# Problem description
Copy every line of the data that contains the string "Development".

# Data listing
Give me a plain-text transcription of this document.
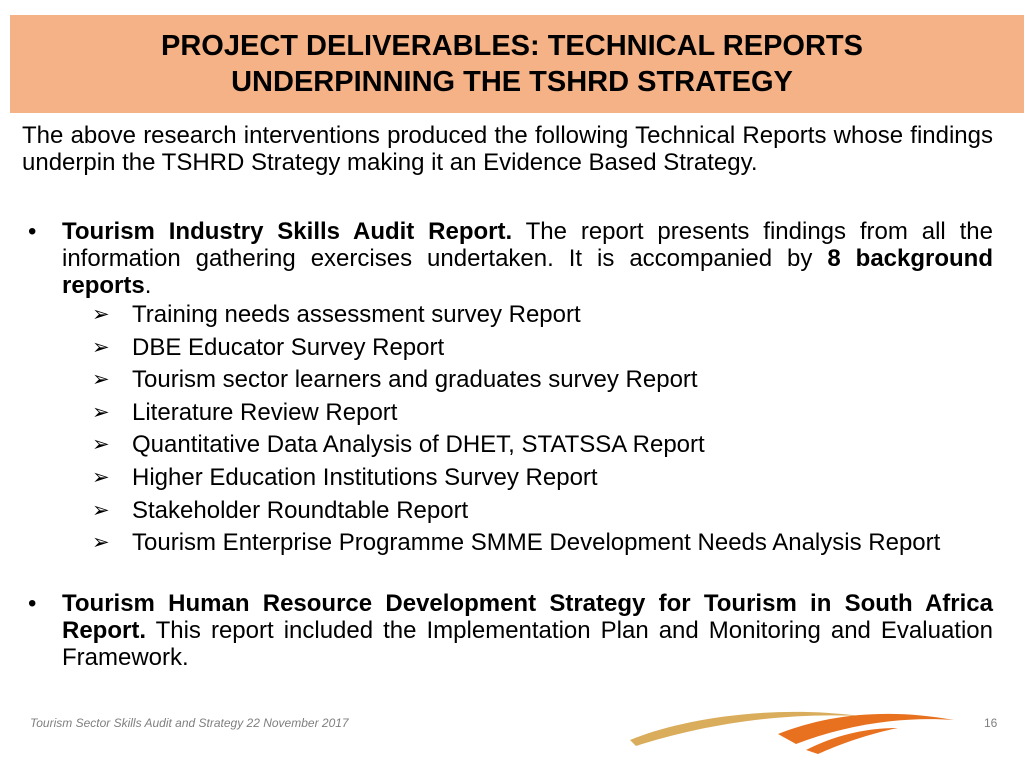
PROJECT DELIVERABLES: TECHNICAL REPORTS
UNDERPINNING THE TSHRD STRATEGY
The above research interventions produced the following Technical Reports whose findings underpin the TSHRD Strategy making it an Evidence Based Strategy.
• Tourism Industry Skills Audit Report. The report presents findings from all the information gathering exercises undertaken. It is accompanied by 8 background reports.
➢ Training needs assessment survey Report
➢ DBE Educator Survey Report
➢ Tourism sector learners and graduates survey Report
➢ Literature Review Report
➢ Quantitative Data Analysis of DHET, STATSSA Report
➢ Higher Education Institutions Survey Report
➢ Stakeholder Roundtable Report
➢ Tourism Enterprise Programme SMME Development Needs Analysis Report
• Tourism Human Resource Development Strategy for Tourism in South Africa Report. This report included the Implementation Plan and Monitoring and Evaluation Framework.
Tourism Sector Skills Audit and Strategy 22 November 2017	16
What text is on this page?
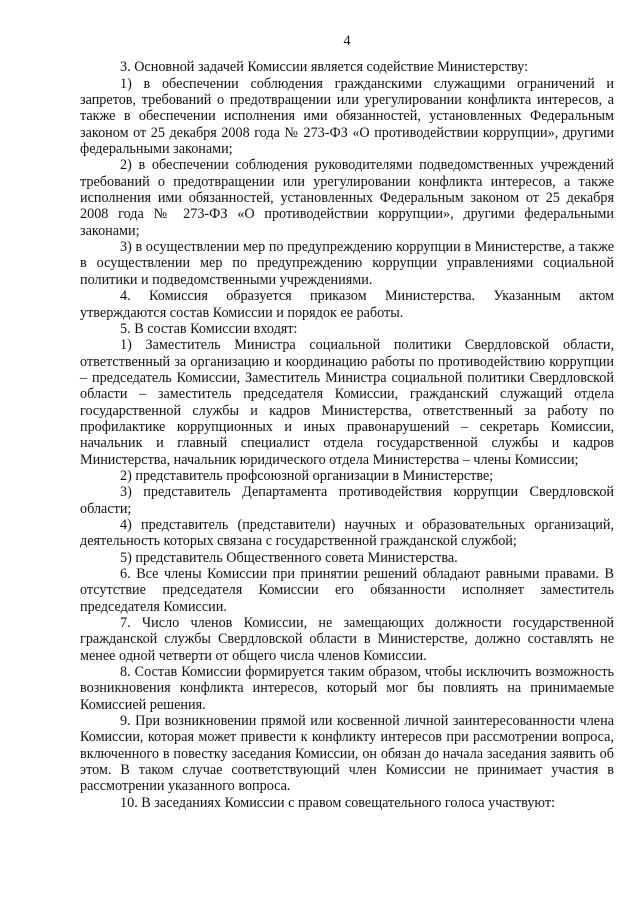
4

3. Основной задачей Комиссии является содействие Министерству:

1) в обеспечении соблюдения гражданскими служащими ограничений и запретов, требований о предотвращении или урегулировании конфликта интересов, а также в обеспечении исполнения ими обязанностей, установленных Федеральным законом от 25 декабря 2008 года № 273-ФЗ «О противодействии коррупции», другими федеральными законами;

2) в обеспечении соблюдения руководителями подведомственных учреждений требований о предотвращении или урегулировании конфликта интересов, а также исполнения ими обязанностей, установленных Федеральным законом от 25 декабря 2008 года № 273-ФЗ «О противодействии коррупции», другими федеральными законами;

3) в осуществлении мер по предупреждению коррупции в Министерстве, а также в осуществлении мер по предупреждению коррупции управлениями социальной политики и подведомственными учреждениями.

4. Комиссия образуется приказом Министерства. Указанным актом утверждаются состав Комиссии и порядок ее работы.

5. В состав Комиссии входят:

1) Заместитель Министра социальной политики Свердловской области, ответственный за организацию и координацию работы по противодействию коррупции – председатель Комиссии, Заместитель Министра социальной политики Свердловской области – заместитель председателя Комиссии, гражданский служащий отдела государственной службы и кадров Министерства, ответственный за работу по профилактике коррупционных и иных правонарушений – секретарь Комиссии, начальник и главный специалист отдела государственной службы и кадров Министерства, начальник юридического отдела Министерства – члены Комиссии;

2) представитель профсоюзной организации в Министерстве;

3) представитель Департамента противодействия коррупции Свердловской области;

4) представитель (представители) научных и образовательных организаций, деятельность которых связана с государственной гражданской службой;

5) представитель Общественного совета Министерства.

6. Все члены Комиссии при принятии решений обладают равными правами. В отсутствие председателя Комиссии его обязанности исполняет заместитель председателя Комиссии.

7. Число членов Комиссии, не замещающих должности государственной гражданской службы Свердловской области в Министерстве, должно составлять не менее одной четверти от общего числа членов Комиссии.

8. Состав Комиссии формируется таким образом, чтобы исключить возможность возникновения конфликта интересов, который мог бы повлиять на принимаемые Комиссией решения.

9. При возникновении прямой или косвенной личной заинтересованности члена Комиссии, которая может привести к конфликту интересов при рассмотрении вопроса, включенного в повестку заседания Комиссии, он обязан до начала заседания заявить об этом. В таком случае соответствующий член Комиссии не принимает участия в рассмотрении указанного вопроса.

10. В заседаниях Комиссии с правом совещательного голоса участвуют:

--

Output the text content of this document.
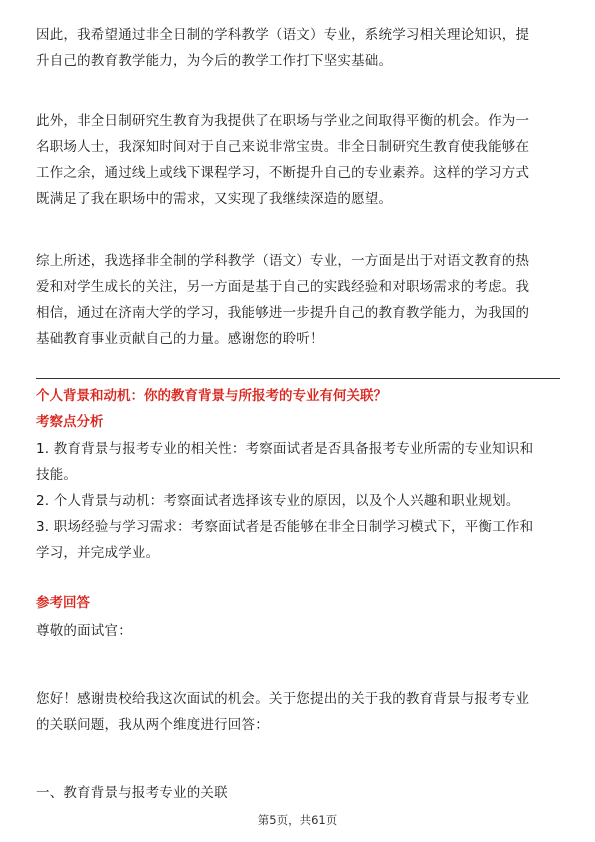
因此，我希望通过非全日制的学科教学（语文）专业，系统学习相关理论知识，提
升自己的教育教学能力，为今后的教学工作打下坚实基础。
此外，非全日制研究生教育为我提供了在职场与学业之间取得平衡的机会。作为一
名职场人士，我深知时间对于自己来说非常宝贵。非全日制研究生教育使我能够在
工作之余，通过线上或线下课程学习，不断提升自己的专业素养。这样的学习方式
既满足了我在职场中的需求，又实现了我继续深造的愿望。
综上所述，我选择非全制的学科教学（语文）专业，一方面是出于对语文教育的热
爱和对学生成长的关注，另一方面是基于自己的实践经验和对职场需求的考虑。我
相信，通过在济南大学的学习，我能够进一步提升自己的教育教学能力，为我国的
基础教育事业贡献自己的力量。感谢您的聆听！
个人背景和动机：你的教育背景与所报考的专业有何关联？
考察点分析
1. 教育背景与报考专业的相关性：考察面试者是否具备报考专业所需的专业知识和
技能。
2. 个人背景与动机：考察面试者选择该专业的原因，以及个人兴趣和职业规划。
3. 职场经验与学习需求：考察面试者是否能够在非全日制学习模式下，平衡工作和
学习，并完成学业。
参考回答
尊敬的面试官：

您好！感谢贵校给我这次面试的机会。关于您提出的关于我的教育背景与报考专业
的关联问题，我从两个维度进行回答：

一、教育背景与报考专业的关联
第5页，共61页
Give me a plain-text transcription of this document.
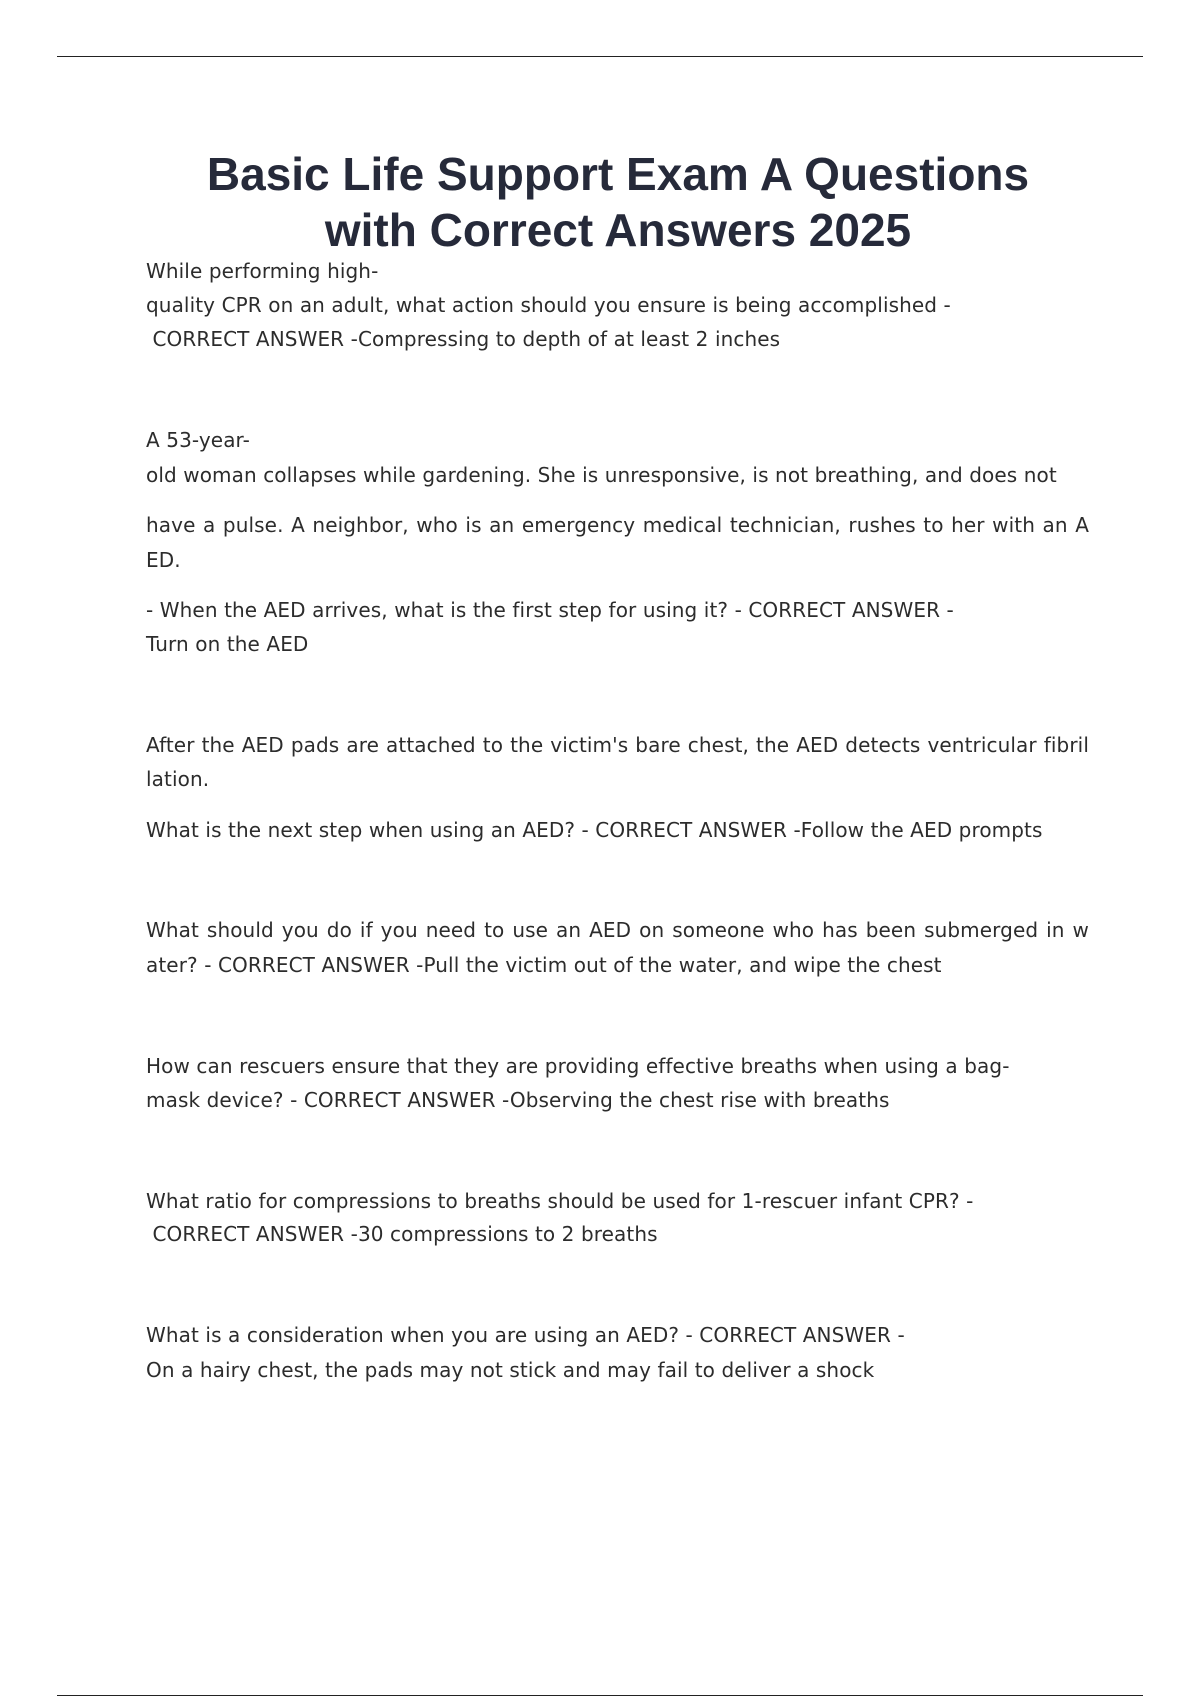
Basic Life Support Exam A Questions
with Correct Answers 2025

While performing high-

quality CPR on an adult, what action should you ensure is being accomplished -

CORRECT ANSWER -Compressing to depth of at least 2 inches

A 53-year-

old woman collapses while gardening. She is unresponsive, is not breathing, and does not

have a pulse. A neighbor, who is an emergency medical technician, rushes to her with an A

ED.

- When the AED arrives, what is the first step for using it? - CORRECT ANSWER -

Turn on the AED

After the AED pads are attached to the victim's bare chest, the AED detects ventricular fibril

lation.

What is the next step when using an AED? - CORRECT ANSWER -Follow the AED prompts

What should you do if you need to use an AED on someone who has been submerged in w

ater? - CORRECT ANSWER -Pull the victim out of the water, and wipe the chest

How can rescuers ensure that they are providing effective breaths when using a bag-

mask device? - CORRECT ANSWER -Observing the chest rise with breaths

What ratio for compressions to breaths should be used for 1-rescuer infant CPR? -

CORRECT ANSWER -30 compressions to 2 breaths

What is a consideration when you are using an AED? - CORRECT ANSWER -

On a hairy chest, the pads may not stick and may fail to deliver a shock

--

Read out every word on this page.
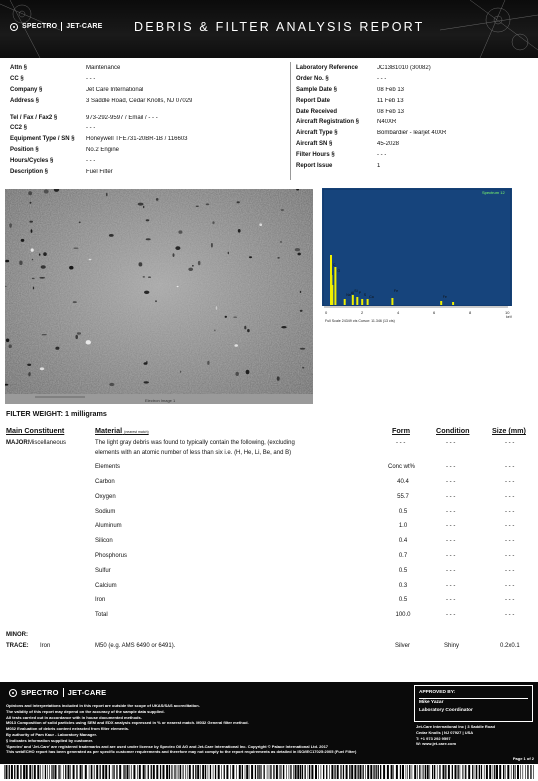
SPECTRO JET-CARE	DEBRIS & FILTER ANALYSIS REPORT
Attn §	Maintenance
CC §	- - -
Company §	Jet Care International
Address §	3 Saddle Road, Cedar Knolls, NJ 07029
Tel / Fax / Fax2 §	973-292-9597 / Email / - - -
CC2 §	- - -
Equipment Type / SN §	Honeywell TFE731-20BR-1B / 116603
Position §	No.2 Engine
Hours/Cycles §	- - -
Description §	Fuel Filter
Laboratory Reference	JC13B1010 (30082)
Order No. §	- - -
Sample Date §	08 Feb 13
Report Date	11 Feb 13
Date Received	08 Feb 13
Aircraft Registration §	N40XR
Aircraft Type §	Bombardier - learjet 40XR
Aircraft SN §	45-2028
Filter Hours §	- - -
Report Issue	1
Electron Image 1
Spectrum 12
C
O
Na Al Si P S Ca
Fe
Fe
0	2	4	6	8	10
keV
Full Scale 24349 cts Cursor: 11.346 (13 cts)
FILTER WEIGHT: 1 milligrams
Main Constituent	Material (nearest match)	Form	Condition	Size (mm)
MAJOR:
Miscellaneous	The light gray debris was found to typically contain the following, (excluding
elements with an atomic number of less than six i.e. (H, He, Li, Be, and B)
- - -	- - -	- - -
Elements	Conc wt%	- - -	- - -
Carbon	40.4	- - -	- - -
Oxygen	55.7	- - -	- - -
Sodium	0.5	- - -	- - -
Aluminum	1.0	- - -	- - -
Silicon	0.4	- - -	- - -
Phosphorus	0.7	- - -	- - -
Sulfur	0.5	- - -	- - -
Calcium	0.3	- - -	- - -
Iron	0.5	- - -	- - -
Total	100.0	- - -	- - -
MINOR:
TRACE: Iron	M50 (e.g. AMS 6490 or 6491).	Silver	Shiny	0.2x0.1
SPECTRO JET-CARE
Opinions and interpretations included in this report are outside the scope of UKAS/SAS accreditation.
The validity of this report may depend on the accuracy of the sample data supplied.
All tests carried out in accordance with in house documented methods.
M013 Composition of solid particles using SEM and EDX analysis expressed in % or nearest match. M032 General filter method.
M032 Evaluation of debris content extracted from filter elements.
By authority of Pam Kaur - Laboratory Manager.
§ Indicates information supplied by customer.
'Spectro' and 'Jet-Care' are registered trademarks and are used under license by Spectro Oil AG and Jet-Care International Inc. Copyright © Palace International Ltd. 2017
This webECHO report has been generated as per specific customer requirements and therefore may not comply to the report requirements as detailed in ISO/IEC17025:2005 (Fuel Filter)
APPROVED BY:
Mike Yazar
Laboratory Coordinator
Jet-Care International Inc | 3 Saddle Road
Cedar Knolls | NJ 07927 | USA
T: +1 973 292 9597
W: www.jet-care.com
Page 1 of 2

# Response for this exercise
➢ Tourism Enterprise Programme SMME Development Needs Analysis Report
• Tourism Human Resource Development Strategy for Tourism in South Africa Report. This report included the Implementation Plan and Monitoring and Evaluation Framework.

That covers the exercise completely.